EXERCISE INSTRUCTIONS
Pull out every line below containing the word "title".

DATA SECTION
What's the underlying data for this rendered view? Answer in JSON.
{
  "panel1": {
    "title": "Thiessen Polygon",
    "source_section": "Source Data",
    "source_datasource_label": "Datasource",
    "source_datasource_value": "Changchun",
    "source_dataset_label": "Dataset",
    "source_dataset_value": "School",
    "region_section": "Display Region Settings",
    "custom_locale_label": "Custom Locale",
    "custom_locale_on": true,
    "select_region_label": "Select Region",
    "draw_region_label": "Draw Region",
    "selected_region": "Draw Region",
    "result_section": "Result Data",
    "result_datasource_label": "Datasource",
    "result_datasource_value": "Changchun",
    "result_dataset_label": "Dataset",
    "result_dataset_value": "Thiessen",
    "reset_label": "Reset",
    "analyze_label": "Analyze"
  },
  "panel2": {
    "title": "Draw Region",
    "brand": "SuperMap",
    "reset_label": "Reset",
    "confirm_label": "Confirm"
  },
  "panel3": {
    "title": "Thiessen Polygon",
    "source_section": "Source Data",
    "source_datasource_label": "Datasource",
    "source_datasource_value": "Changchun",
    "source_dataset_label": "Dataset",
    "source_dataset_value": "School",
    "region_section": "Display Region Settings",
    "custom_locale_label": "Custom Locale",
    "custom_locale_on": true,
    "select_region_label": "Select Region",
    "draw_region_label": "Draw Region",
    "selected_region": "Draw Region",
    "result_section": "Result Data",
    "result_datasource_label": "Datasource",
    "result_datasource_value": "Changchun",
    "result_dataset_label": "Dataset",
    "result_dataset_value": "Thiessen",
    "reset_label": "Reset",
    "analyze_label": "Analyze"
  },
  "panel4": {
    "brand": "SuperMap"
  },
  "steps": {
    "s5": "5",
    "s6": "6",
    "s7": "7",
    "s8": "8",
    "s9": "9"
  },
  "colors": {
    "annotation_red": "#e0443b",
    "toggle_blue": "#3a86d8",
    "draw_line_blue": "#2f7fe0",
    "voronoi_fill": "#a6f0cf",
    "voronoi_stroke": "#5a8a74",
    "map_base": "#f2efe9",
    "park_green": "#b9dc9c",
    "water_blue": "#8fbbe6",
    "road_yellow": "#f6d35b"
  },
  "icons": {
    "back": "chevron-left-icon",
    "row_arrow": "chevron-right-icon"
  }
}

==

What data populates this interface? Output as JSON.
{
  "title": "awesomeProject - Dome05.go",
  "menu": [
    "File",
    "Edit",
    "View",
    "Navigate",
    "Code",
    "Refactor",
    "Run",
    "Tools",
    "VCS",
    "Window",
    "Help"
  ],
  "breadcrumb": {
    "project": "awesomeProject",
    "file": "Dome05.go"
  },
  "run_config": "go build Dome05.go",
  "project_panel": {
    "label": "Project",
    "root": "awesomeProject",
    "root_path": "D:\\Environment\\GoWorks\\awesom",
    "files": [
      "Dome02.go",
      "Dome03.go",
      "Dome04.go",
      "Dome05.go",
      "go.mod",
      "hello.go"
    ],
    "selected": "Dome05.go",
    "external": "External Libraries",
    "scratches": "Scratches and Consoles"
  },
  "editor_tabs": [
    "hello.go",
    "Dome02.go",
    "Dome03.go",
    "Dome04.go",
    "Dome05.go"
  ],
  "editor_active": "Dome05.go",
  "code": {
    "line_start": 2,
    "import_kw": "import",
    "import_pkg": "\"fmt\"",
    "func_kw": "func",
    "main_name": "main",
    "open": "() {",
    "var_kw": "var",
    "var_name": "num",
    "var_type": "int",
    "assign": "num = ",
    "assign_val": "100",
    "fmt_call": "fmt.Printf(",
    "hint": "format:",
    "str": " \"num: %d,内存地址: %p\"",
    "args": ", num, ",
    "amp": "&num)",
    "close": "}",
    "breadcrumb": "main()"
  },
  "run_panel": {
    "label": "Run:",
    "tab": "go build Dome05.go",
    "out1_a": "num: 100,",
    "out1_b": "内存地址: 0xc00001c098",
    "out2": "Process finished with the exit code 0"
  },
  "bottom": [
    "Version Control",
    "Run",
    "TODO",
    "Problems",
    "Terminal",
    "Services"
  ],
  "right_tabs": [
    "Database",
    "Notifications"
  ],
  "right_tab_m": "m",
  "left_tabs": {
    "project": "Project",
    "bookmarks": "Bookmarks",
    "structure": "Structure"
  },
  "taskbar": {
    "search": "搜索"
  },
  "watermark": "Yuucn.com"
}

TASK ANSWER
    "title": "Thiessen Polygon",
    "title": "Draw Region",
    "title": "Thiessen Polygon",
  "title": "awesomeProject - Dome05.go",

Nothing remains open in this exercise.